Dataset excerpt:
========
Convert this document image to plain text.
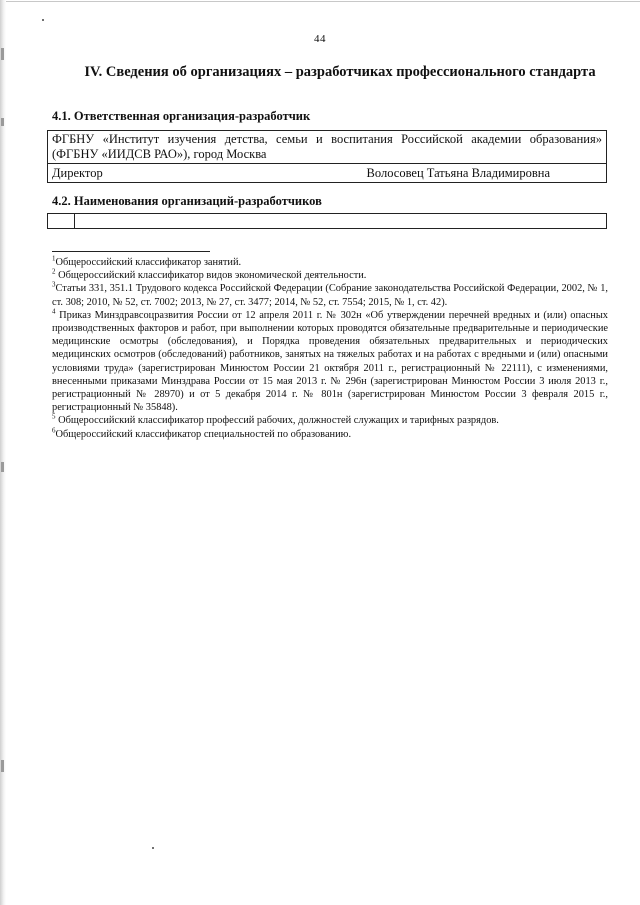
44
IV. Сведения об организациях – разработчиках профессионального стандарта
4.1. Ответственная организация-разработчик
ФГБНУ «Институт изучения детства, семьи и воспитания Российской академии образования» (ФГБНУ «ИИДСВ РАО»), город Москва

Директор	Волосовец Татьяна Владимировна
4.2. Наименования организаций-разработчиков

$^1$Общероссийский классификатор занятий.

$^2$ Общероссийский классификатор видов экономической деятельности.

$^3$Статьи 331, 351.1 Трудового кодекса Российской Федерации (Собрание законодательства Российской Федерации, 2002, № 1, ст. 308; 2010, № 52, ст. 7002; 2013, № 27, ст. 3477; 2014, № 52, ст. 7554; 2015, № 1, ст. 42).

$^4$ Приказ Минздравсоцразвития России от 12 апреля 2011 г. № 302н «Об утверждении перечней вредных и (или) опасных производственных факторов и работ, при выполнении которых проводятся обязательные предварительные и периодические медицинские осмотры (обследования), и Порядка проведения обязательных предварительных и периодических медицинских осмотров (обследований) работников, занятых на тяжелых работах и на работах с вредными и (или) опасными условиями труда» (зарегистрирован Минюстом России 21 октября 2011 г., регистрационный № 22111), с изменениями, внесенными приказами Минздрава России от 15 мая 2013 г. № 296н (зарегистрирован Минюстом России 3 июля 2013 г., регистрационный № 28970) и от 5 декабря 2014 г. № 801н (зарегистрирован Минюстом России 3 февраля 2015 г., регистрационный № 35848).

$^5$ Общероссийский классификатор профессий рабочих, должностей служащих и тарифных разрядов.

$^6$Общероссийский классификатор специальностей по образованию.
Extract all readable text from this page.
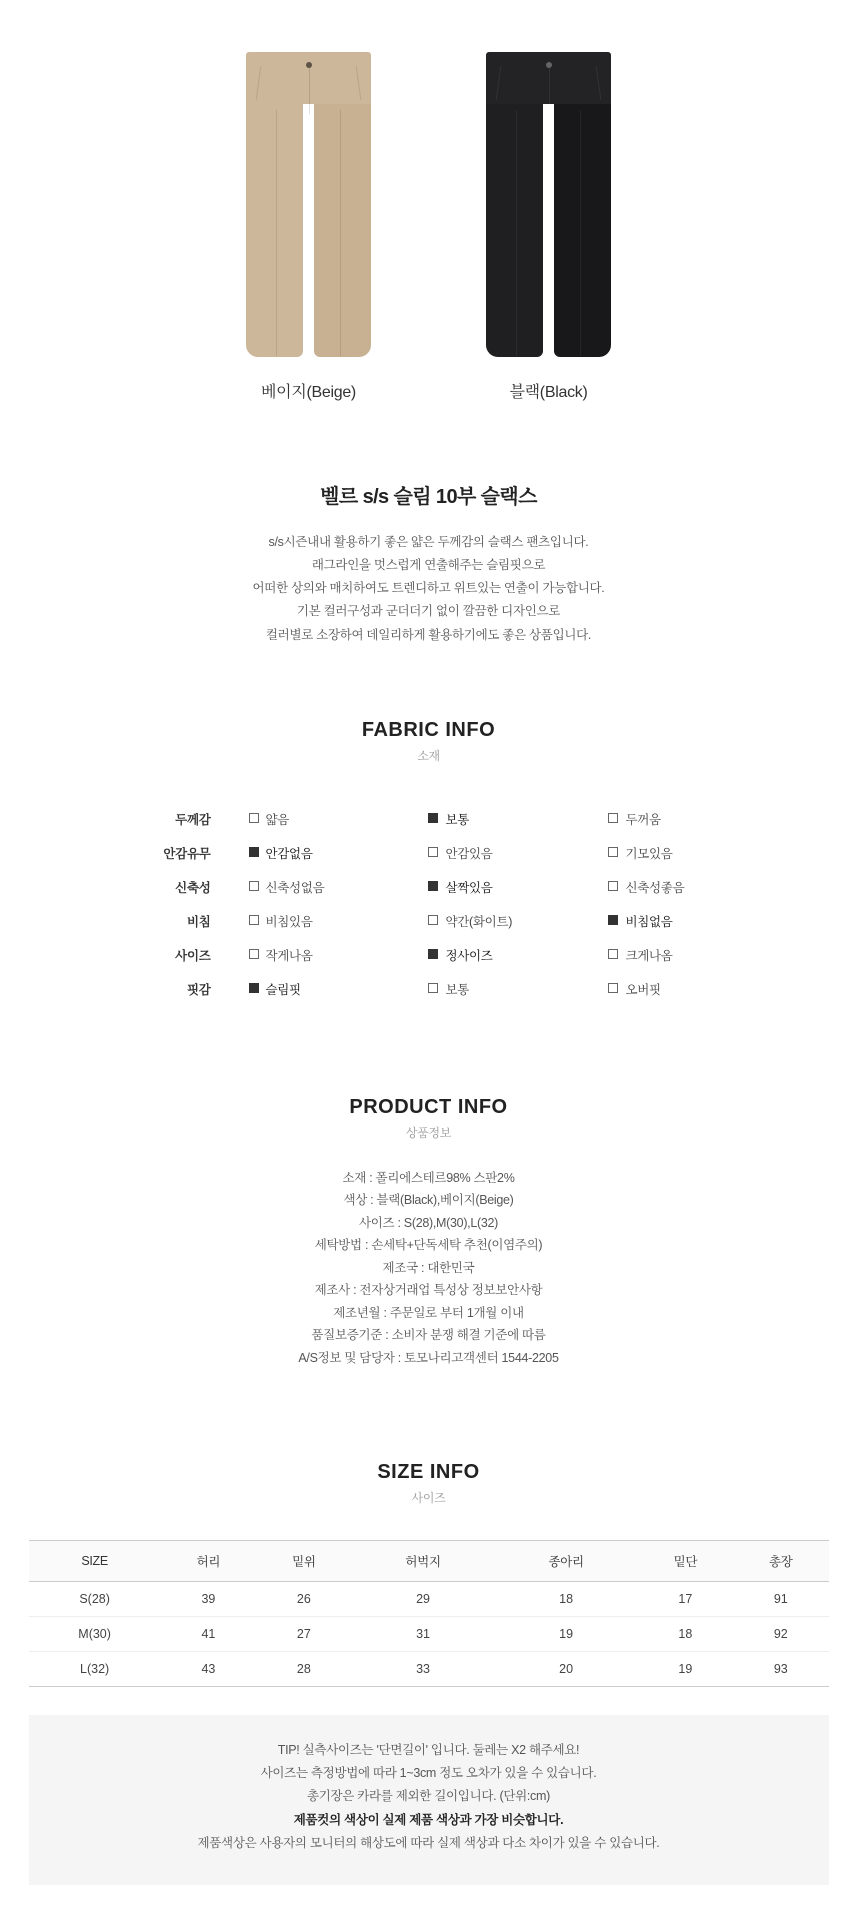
베이지(Beige)	블랙(Black)
벨르 s/s 슬림 10부 슬랙스
s/s시즌내내 활용하기 좋은 얇은 두께감의 슬랙스 팬츠입니다.
래그라인을 멋스럽게 연출해주는 슬림핏으로
어떠한 상의와 매치하여도 트렌디하고 위트있는 연출이 가능합니다.
기본 컬러구성과 군더더기 없이 깔끔한 디자인으로
컬러별로 소장하여 데일리하게 활용하기에도 좋은 상품입니다.
FABRIC INFO
소재
두께감	얇음	보통	두꺼움
안감유무	안감없음	안감있음	기모있음
신축성	신축성없음	살짝있음	신축성좋음
비침	비침있음	약간(화이트)	비침없음
사이즈	작게나옴	정사이즈	크게나옴
핏감	슬림핏	보통	오버핏
PRODUCT INFO
상품정보
소재 : 폴리에스테르98% 스판2%
색상 : 블랙(Black),베이지(Beige)
사이즈 : S(28),M(30),L(32)
세탁방법 : 손세탁+단독세탁 추천(이염주의)
제조국 : 대한민국
제조사 : 전자상거래업 특성상 정보보안사항
제조년월 : 주문일로 부터 1개월 이내
품질보증기준 : 소비자 분쟁 해결 기준에 따름
A/S정보 및 담당자 : 토모나리고객센터 1544-2205
SIZE INFO
사이즈
SIZE	허리	밑위	허벅지	종아리	밑단	총장
S(28)	39	26	29	18	17	91
M(30)	41	27	31	19	18	92
L(32)	43	28	33	20	19	93
TIP! 실측사이즈는 '단면길이' 입니다. 둘레는 X2 해주세요!
사이즈는 측정방법에 따라 1~3cm 정도 오차가 있을 수 있습니다.
총기장은 카라를 제외한 길이입니다. (단위:cm)
제품컷의 색상이 실제 제품 색상과 가장 비슷합니다.
제품색상은 사용자의 모니터의 해상도에 따라 실제 색상과 다소 차이가 있을 수 있습니다.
========
Aim of the task
Return every line above in which the string "this" occurs.

Result of the exercise
Convert this document image to plain text.
Extract all readable text from this page.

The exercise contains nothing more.